Without altering anything, repeat each of the records.
>> Start
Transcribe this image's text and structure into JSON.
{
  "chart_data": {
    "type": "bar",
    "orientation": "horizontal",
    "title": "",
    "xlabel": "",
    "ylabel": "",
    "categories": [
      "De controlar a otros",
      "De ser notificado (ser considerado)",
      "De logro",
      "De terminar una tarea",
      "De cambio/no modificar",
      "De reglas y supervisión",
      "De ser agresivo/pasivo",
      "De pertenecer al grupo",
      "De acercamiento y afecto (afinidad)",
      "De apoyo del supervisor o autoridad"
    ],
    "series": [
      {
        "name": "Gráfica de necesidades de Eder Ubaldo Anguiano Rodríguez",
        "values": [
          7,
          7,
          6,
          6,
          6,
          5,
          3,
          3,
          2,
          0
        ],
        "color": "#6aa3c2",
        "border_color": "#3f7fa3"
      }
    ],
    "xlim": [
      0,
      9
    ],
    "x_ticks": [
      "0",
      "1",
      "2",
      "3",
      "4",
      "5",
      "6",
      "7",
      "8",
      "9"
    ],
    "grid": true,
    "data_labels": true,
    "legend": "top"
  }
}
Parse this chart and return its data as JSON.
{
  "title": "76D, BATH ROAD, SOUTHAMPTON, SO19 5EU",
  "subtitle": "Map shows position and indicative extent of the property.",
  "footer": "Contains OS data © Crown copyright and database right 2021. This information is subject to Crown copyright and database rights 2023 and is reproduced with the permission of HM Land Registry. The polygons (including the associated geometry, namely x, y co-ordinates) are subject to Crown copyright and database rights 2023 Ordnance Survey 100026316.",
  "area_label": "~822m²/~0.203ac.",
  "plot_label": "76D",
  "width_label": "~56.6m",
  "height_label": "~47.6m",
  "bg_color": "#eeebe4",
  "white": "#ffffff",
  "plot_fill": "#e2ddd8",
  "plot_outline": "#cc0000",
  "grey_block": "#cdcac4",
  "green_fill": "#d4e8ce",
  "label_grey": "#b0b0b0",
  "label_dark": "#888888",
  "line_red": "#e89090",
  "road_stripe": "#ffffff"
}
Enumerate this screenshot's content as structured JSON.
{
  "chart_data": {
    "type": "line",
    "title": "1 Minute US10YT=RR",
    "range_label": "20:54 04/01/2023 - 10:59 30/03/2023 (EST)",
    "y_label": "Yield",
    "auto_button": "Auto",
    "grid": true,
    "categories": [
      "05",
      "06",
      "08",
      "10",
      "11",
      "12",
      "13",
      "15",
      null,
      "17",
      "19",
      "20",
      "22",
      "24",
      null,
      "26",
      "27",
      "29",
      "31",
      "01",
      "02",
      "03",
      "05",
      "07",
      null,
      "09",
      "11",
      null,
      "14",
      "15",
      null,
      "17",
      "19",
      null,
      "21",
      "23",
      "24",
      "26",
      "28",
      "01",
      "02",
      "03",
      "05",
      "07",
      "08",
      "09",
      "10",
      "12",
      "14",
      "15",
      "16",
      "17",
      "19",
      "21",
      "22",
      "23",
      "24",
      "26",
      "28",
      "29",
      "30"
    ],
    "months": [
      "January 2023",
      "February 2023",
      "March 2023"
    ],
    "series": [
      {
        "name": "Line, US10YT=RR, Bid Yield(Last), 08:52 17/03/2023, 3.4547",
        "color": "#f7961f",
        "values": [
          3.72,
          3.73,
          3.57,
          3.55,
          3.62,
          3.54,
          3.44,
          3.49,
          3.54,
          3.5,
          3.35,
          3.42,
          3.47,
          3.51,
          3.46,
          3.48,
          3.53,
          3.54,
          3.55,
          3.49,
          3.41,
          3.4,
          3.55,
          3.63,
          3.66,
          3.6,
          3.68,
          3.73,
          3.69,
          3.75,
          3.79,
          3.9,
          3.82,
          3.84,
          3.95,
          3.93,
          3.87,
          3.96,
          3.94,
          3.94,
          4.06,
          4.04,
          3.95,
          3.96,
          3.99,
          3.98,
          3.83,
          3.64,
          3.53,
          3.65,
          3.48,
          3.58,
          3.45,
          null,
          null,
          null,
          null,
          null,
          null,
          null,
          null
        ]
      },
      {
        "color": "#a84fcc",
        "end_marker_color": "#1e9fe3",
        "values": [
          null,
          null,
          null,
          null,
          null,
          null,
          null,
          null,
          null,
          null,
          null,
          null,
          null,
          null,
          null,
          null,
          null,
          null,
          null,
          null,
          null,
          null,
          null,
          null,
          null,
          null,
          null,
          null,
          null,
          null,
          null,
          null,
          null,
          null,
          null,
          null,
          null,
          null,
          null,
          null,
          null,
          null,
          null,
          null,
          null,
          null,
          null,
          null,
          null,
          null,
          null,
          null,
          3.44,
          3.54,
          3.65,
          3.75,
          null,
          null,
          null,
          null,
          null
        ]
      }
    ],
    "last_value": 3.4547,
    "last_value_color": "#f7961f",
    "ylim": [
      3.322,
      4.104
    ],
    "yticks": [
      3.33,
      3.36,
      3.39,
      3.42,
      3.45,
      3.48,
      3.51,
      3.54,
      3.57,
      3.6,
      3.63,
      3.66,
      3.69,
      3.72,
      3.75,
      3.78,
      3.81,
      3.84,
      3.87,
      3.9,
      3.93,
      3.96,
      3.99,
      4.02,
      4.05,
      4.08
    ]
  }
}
>> End
EXERCISE RESPONSE:
Transcribe this image's text and structure into JSON.
{
  "chart_data": {
    "type": "bar",
    "orientation": "horizontal",
    "title": "",
    "xlabel": "",
    "ylabel": "",
    "categories": [
      "De controlar a otros",
      "De ser notificado (ser considerado)",
      "De logro",
      "De terminar una tarea",
      "De cambio/no modificar",
      "De reglas y supervisión",
      "De ser agresivo/pasivo",
      "De pertenecer al grupo",
      "De acercamiento y afecto (afinidad)",
      "De apoyo del supervisor o autoridad"
    ],
    "series": [
      {
        "name": "Gráfica de necesidades de Eder Ubaldo Anguiano Rodríguez",
        "values": [
          7,
          7,
          6,
          6,
          6,
          5,
          3,
          3,
          2,
          0
        ],
        "color": "#6aa3c2",
        "border_color": "#3f7fa3"
      }
    ],
    "xlim": [
      0,
      9
    ],
    "x_ticks": [
      "0",
      "1",
      "2",
      "3",
      "4",
      "5",
      "6",
      "7",
      "8",
      "9"
    ],
    "grid": true,
    "data_labels": true,
    "legend": "top"
  }
}
Parse this chart and return its data as JSON.
{
  "title": "76D, BATH ROAD, SOUTHAMPTON, SO19 5EU",
  "subtitle": "Map shows position and indicative extent of the property.",
  "footer": "Contains OS data © Crown copyright and database right 2021. This information is subject to Crown copyright and database rights 2023 and is reproduced with the permission of HM Land Registry. The polygons (including the associated geometry, namely x, y co-ordinates) are subject to Crown copyright and database rights 2023 Ordnance Survey 100026316.",
  "area_label": "~822m²/~0.203ac.",
  "plot_label": "76D",
  "width_label": "~56.6m",
  "height_label": "~47.6m",
  "bg_color": "#eeebe4",
  "white": "#ffffff",
  "plot_fill": "#e2ddd8",
  "plot_outline": "#cc0000",
  "grey_block": "#cdcac4",
  "green_fill": "#d4e8ce",
  "label_grey": "#b0b0b0",
  "label_dark": "#888888",
  "line_red": "#e89090",
  "road_stripe": "#ffffff"
}
Enumerate this screenshot's content as structured JSON.
{
  "chart_data": {
    "type": "line",
    "title": "1 Minute US10YT=RR",
    "range_label": "20:54 04/01/2023 - 10:59 30/03/2023 (EST)",
    "y_label": "Yield",
    "auto_button": "Auto",
    "grid": true,
    "categories": [
      "05",
      "06",
      "08",
      "10",
      "11",
      "12",
      "13",
      "15",
      null,
      "17",
      "19",
      "20",
      "22",
      "24",
      null,
      "26",
      "27",
      "29",
      "31",
      "01",
      "02",
      "03",
      "05",
      "07",
      null,
      "09",
      "11",
      null,
      "14",
      "15",
      null,
      "17",
      "19",
      null,
      "21",
      "23",
      "24",
      "26",
      "28",
      "01",
      "02",
      "03",
      "05",
      "07",
      "08",
      "09",
      "10",
      "12",
      "14",
      "15",
      "16",
      "17",
      "19",
      "21",
      "22",
      "23",
      "24",
      "26",
      "28",
      "29",
      "30"
    ],
    "months": [
      "January 2023",
      "February 2023",
      "March 2023"
    ],
    "series": [
      {
        "name": "Line, US10YT=RR, Bid Yield(Last), 08:52 17/03/2023, 3.4547",
        "color": "#f7961f",
        "values": [
          3.72,
          3.73,
          3.57,
          3.55,
          3.62,
          3.54,
          3.44,
          3.49,
          3.54,
          3.5,
          3.35,
          3.42,
          3.47,
          3.51,
          3.46,
          3.48,
          3.53,
          3.54,
          3.55,
          3.49,
          3.41,
          3.4,
          3.55,
          3.63,
          3.66,
          3.6,
          3.68,
          3.73,
          3.69,
          3.75,
          3.79,
          3.9,
          3.82,
          3.84,
          3.95,
          3.93,
          3.87,
          3.96,
          3.94,
          3.94,
          4.06,
          4.04,
          3.95,
          3.96,
          3.99,
          3.98,
          3.83,
          3.64,
          3.53,
          3.65,
          3.48,
          3.58,
          3.45,
          null,
          null,
          null,
          null,
          null,
          null,
          null,
          null
        ]
      },
      {
        "color": "#a84fcc",
        "end_marker_color": "#1e9fe3",
        "values": [
          null,
          null,
          null,
          null,
          null,
          null,
          null,
          null,
          null,
          null,
          null,
          null,
          null,
          null,
          null,
          null,
          null,
          null,
          null,
          null,
          null,
          null,
          null,
          null,
          null,
          null,
          null,
          null,
          null,
          null,
          null,
          null,
          null,
          null,
          null,
          null,
          null,
          null,
          null,
          null,
          null,
          null,
          null,
          null,
          null,
          null,
          null,
          null,
          null,
          null,
          null,
          null,
          3.44,
          3.54,
          3.65,
          3.75,
          null,
          null,
          null,
          null,
          null
        ]
      }
    ],
    "last_value": 3.4547,
    "last_value_color": "#f7961f",
    "ylim": [
      3.322,
      4.104
    ],
    "yticks": [
      3.33,
      3.36,
      3.39,
      3.42,
      3.45,
      3.48,
      3.51,
      3.54,
      3.57,
      3.6,
      3.63,
      3.66,
      3.69,
      3.72,
      3.75,
      3.78,
      3.81,
      3.84,
      3.87,
      3.9,
      3.93,
      3.96,
      3.99,
      4.02,
      4.05,
      4.08
    ]
  }
}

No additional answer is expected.